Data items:
************
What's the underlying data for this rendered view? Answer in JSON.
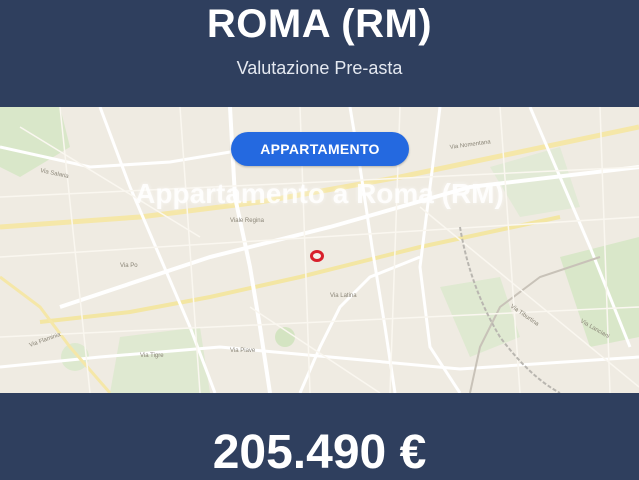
{
  "header": {
    "city": "ROMA (RM)",
    "subtitle": "Valutazione Pre-asta"
  },
  "map": {
    "badge": "APPARTAMENTO",
    "title": "Appartamento a Roma (RM)",
    "marker": "location-marker",
    "street_labels": [
      "Via Nomentana",
      "Via Salaria",
      "Viale Regina",
      "Via Tiburtina",
      "Via Po",
      "Via Flaminia",
      "Via Latina",
      "Via Lanciani",
      "Via Piave",
      "Via Tigre"
    ]
  },
  "footer": {
    "price": "205.490 €"
  },
  "colors": {
    "header_bg": "#2f3f5e",
    "badge_bg": "#2469e0",
    "marker": "#d8202c",
    "map_bg": "#efebe2"
  }
}
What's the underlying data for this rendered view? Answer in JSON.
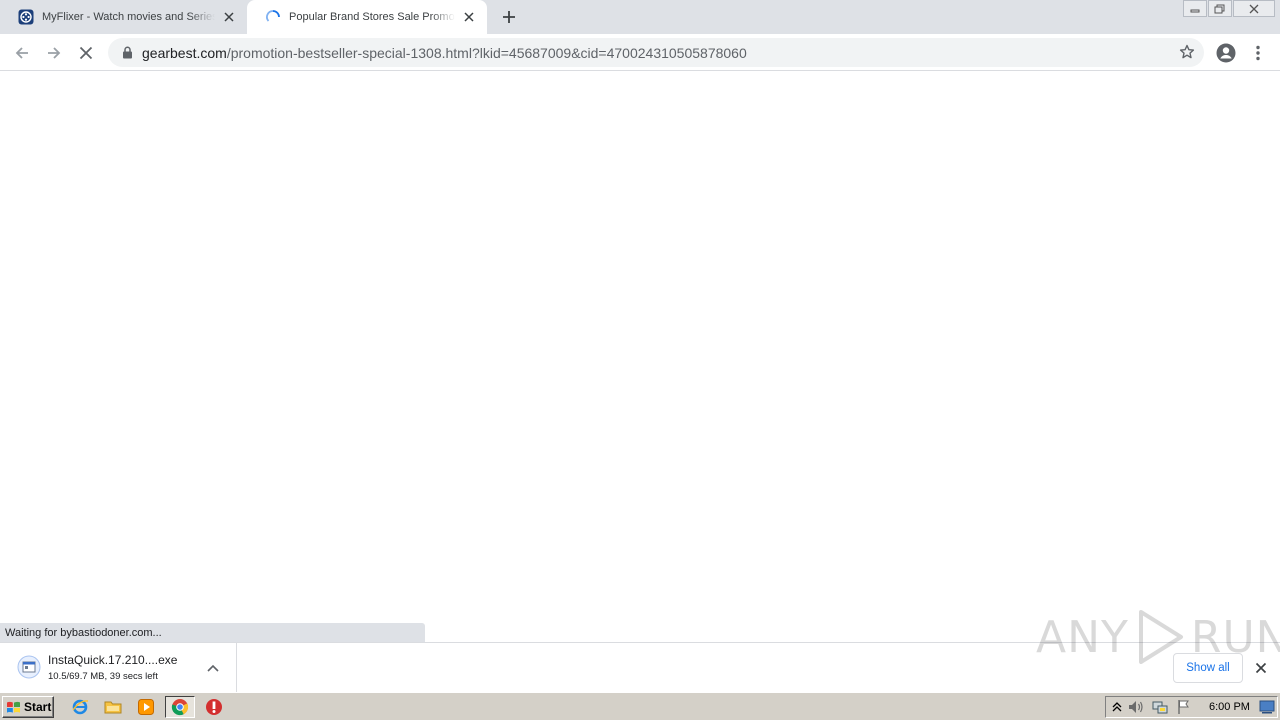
{
  "tabs": [
    {
      "title": "MyFlixer - Watch movies and Series Online Free",
      "favicon": "film-reel-icon",
      "active": false
    },
    {
      "title": "Popular Brand Stores Sale Promotion | GearBest",
      "favicon": "loading-spinner-icon",
      "active": true
    }
  ],
  "address_bar": {
    "host": "gearbest.com",
    "path": "/promotion-bestseller-special-1308.html?lkid=45687009&cid=470024310505878060"
  },
  "status_bubble": "Waiting for bybastiodoner.com...",
  "download": {
    "filename": "InstaQuick.17.210....exe",
    "status": "10.5/69.7 MB, 39 secs left"
  },
  "show_all_label": "Show all",
  "watermark": {
    "text_left": "ANY",
    "text_right": "RUN"
  },
  "taskbar": {
    "start_label": "Start",
    "clock": "6:00 PM"
  },
  "colors": {
    "tabstrip": "#dee1e6",
    "accent": "#1a73e8",
    "taskbar": "#d4d0c8"
  }
}
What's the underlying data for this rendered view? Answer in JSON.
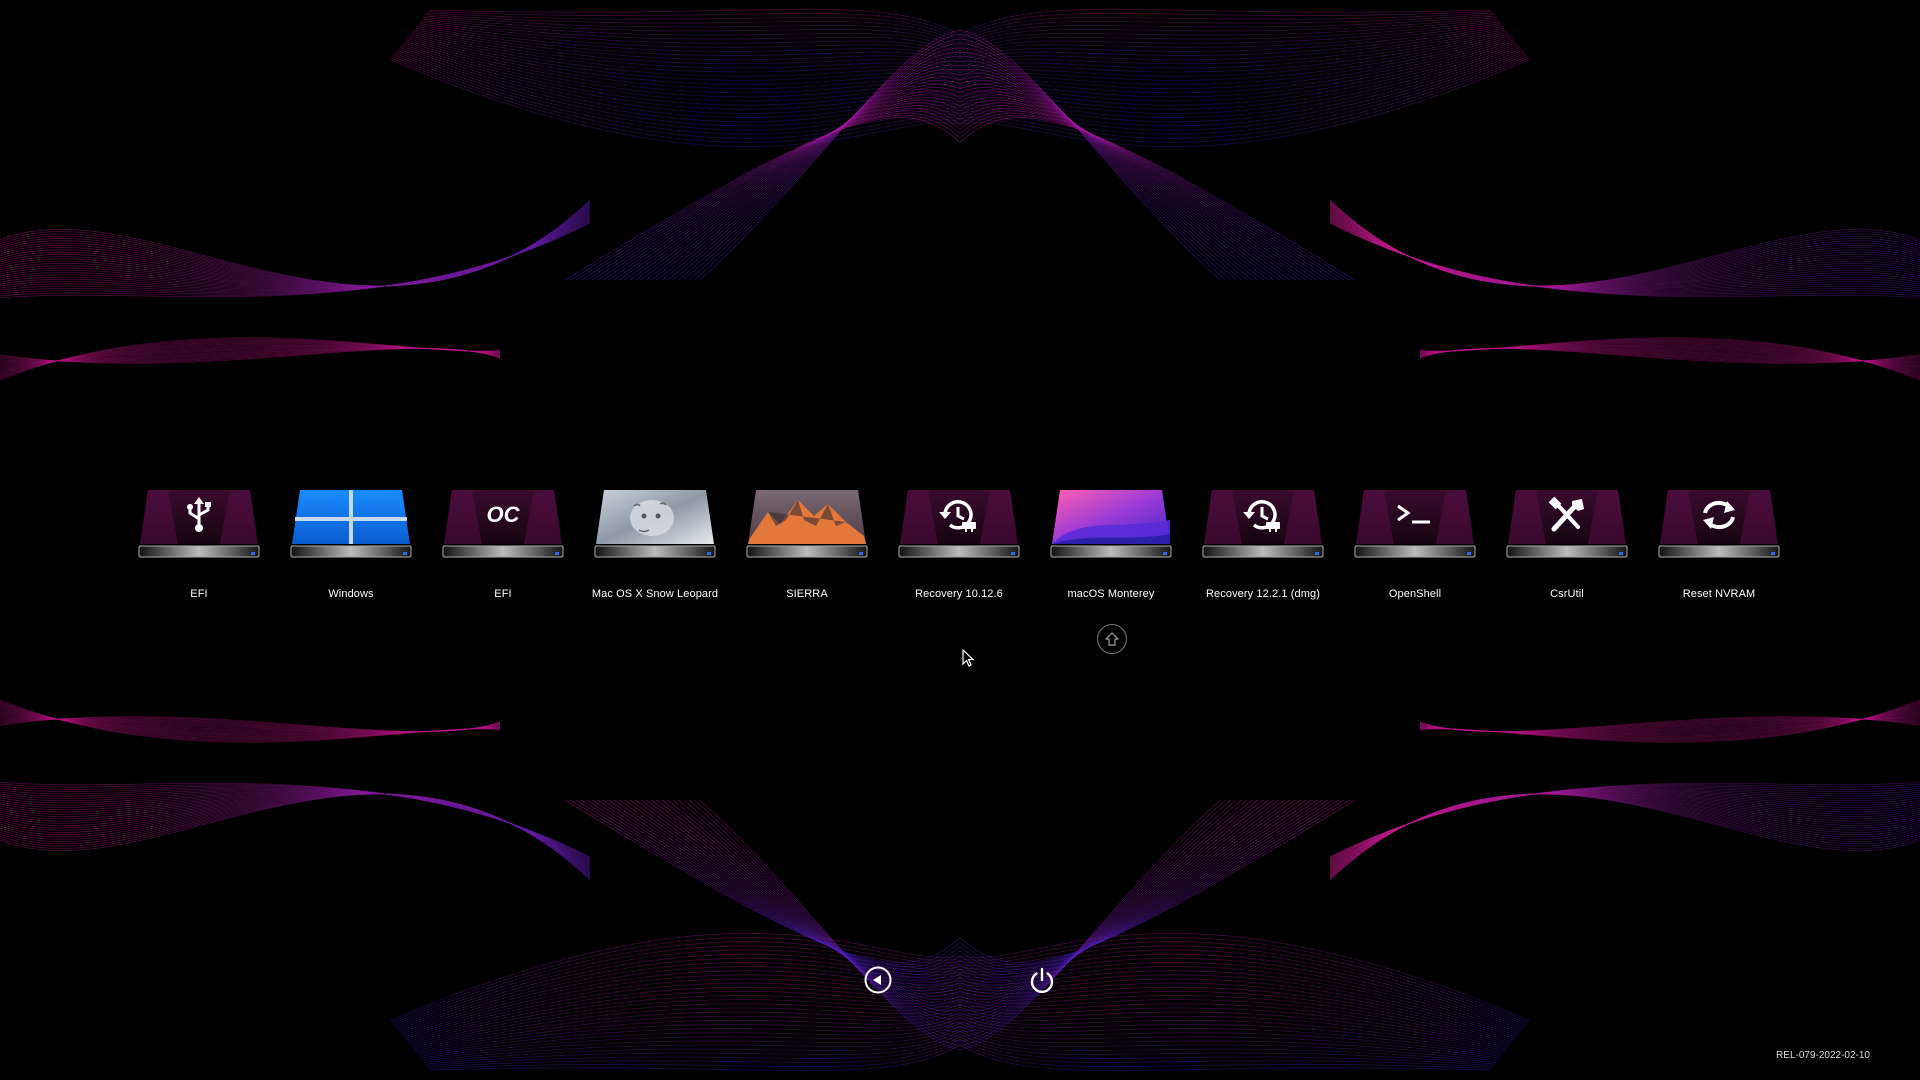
{
  "theme": {
    "accent": "#b0169a",
    "accent_blue": "#3a1fc4",
    "background": "#000000"
  },
  "boot_entries": [
    {
      "label": "EFI",
      "icon": "usb-icon",
      "style": "dark"
    },
    {
      "label": "Windows",
      "icon": "windows-logo-icon",
      "style": "windows"
    },
    {
      "label": "EFI",
      "icon": "opencore-oc-icon",
      "style": "dark"
    },
    {
      "label": "Mac OS X Snow Leopard",
      "icon": "snow-leopard-wallpaper-icon",
      "style": "snowleopard"
    },
    {
      "label": "SIERRA",
      "icon": "sierra-mountain-wallpaper-icon",
      "style": "sierra"
    },
    {
      "label": "Recovery 10.12.6",
      "icon": "recovery-clock-icon",
      "style": "dark"
    },
    {
      "label": "macOS Monterey",
      "icon": "monterey-wallpaper-icon",
      "style": "monterey"
    },
    {
      "label": "Recovery 12.2.1 (dmg)",
      "icon": "recovery-clock-icon",
      "style": "dark"
    },
    {
      "label": "OpenShell",
      "icon": "terminal-prompt-icon",
      "style": "dark"
    },
    {
      "label": "CsrUtil",
      "icon": "tools-icon",
      "style": "dark"
    },
    {
      "label": "Reset NVRAM",
      "icon": "refresh-icon",
      "style": "dark"
    }
  ],
  "selected_index": 6,
  "controls": {
    "back_icon": "back-arrow-icon",
    "power_icon": "power-icon"
  },
  "version": "REL-079-2022-02-10"
}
************
**DIRECTIVE:**
Skip the images and write out the rest of the listing exactly.

**ANSWER:**
What's the underlying data for this rendered view? Answer in JSON.
{
  "header": {
    "city": "ROMA (RM)",
    "subtitle": "Valutazione Pre-asta"
  },
  "map": {
    "badge": "APPARTAMENTO",
    "title": "Appartamento a Roma (RM)",
    "marker": "location-marker",
    "street_labels": [
      "Via Nomentana",
      "Via Salaria",
      "Viale Regina",
      "Via Tiburtina",
      "Via Po",
      "Via Flaminia",
      "Via Latina",
      "Via Lanciani",
      "Via Piave",
      "Via Tigre"
    ]
  },
  "footer": {
    "price": "205.490 €"
  },
  "colors": {
    "header_bg": "#2f3f5e",
    "badge_bg": "#2469e0",
    "marker": "#d8202c",
    "map_bg": "#efebe2"
  }
}
What's the underlying data for this rendered view? Answer in JSON.
{
  "tabs": [
    {
      "title": "MyFlixer - Watch movies and Series Online Free",
      "favicon": "film-reel-icon",
      "active": false
    },
    {
      "title": "Popular Brand Stores Sale Promotion | GearBest",
      "favicon": "loading-spinner-icon",
      "active": true
    }
  ],
  "address_bar": {
    "host": "gearbest.com",
    "path": "/promotion-bestseller-special-1308.html?lkid=45687009&cid=470024310505878060"
  },
  "status_bubble": "Waiting for bybastiodoner.com...",
  "download": {
    "filename": "InstaQuick.17.210....exe",
    "status": "10.5/69.7 MB, 39 secs left"
  },
  "show_all_label": "Show all",
  "watermark": {
    "text_left": "ANY",
    "text_right": "RUN"
  },
  "taskbar": {
    "start_label": "Start",
    "clock": "6:00 PM"
  },
  "colors": {
    "tabstrip": "#dee1e6",
    "accent": "#1a73e8",
    "taskbar": "#d4d0c8"
  }
}
What's the underlying data for this rendered view? Answer in JSON.
{
  "theme": {
    "accent": "#b0169a",
    "accent_blue": "#3a1fc4",
    "background": "#000000"
  },
  "boot_entries": [
    {
      "label": "EFI",
      "icon": "usb-icon",
      "style": "dark"
    },
    {
      "label": "Windows",
      "icon": "windows-logo-icon",
      "style": "windows"
    },
    {
      "label": "EFI",
      "icon": "opencore-oc-icon",
      "style": "dark"
    },
    {
      "label": "Mac OS X Snow Leopard",
      "icon": "snow-leopard-wallpaper-icon",
      "style": "snowleopard"
    },
    {
      "label": "SIERRA",
      "icon": "sierra-mountain-wallpaper-icon",
      "style": "sierra"
    },
    {
      "label": "Recovery 10.12.6",
      "icon": "recovery-clock-icon",
      "style": "dark"
    },
    {
      "label": "macOS Monterey",
      "icon": "monterey-wallpaper-icon",
      "style": "monterey"
    },
    {
      "label": "Recovery 12.2.1 (dmg)",
      "icon": "recovery-clock-icon",
      "style": "dark"
    },
    {
      "label": "OpenShell",
      "icon": "terminal-prompt-icon",
      "style": "dark"
    },
    {
      "label": "CsrUtil",
      "icon": "tools-icon",
      "style": "dark"
    },
    {
      "label": "Reset NVRAM",
      "icon": "refresh-icon",
      "style": "dark"
    }
  ],
  "selected_index": 6,
  "controls": {
    "back_icon": "back-arrow-icon",
    "power_icon": "power-icon"
  },
  "version": "REL-079-2022-02-10"
}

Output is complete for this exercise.